### WHAT IS NEEDED
Here are some records; copy every line that holds the word "name".

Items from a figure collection
------------------------------

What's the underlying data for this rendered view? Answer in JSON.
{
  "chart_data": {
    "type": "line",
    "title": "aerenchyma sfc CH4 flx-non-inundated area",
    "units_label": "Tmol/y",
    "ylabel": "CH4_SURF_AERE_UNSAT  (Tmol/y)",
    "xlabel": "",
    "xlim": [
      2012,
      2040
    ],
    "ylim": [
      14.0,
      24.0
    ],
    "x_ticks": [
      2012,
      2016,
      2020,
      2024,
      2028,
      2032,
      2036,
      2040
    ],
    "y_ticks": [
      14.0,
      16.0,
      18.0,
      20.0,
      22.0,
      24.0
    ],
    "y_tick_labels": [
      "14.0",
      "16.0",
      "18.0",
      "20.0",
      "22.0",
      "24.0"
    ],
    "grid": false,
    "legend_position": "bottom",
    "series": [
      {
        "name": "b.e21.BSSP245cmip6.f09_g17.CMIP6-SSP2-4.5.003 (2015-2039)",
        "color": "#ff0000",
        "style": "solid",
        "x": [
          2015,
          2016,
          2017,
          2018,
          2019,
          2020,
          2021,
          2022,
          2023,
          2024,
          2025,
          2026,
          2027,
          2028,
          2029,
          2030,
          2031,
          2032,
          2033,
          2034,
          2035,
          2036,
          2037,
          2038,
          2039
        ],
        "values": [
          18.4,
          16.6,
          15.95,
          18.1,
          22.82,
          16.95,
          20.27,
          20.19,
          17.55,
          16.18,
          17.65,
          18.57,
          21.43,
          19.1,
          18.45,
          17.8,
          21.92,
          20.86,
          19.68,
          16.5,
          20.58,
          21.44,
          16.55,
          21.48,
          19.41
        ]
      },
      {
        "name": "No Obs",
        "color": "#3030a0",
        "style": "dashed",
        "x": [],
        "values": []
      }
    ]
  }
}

------------------------------

### ANSWER FOR THE TASK
        "name": "b.e21.BSSP245cmip6.f09_g17.CMIP6-SSP2-4.5.003 (2015-2039)",
        "name": "No Obs",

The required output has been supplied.